### Goal
Write out the whole listing again, exactly.

· · · ·

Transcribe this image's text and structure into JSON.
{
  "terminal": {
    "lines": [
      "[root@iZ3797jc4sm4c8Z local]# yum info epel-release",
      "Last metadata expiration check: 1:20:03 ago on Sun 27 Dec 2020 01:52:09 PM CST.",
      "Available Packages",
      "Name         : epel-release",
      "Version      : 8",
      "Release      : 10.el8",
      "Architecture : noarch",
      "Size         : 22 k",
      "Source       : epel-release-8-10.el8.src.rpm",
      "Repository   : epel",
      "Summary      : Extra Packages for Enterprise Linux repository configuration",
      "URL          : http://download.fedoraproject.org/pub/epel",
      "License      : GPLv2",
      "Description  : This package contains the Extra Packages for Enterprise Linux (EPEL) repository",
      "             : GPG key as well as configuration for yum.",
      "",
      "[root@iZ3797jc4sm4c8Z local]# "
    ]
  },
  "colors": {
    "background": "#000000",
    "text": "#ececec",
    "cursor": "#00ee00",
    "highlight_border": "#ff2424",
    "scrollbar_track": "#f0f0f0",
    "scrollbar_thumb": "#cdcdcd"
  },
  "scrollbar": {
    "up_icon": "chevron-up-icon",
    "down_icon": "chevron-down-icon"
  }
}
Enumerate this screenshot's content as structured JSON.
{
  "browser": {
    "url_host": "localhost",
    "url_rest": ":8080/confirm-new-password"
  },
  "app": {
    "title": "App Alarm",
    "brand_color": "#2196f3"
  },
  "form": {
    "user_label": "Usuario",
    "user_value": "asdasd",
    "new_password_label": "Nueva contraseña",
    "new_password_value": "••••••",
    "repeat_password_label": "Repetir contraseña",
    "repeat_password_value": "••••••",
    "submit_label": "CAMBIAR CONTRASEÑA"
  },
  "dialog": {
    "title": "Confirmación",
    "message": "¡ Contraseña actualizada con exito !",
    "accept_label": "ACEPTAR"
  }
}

· · · ·

### Answer to the task
Transcribe this image's text and structure into JSON.
{
  "terminal": {
    "lines": [
      "[root@iZ3797jc4sm4c8Z local]# yum info epel-release",
      "Last metadata expiration check: 1:20:03 ago on Sun 27 Dec 2020 01:52:09 PM CST.",
      "Available Packages",
      "Name         : epel-release",
      "Version      : 8",
      "Release      : 10.el8",
      "Architecture : noarch",
      "Size         : 22 k",
      "Source       : epel-release-8-10.el8.src.rpm",
      "Repository   : epel",
      "Summary      : Extra Packages for Enterprise Linux repository configuration",
      "URL          : http://download.fedoraproject.org/pub/epel",
      "License      : GPLv2",
      "Description  : This package contains the Extra Packages for Enterprise Linux (EPEL) repository",
      "             : GPG key as well as configuration for yum.",
      "",
      "[root@iZ3797jc4sm4c8Z local]# "
    ]
  },
  "colors": {
    "background": "#000000",
    "text": "#ececec",
    "cursor": "#00ee00",
    "highlight_border": "#ff2424",
    "scrollbar_track": "#f0f0f0",
    "scrollbar_thumb": "#cdcdcd"
  },
  "scrollbar": {
    "up_icon": "chevron-up-icon",
    "down_icon": "chevron-down-icon"
  }
}
Enumerate this screenshot's content as structured JSON.
{
  "browser": {
    "url_host": "localhost",
    "url_rest": ":8080/confirm-new-password"
  },
  "app": {
    "title": "App Alarm",
    "brand_color": "#2196f3"
  },
  "form": {
    "user_label": "Usuario",
    "user_value": "asdasd",
    "new_password_label": "Nueva contraseña",
    "new_password_value": "••••••",
    "repeat_password_label": "Repetir contraseña",
    "repeat_password_value": "••••••",
    "submit_label": "CAMBIAR CONTRASEÑA"
  },
  "dialog": {
    "title": "Confirmación",
    "message": "¡ Contraseña actualizada con exito !",
    "accept_label": "ACEPTAR"
  }
}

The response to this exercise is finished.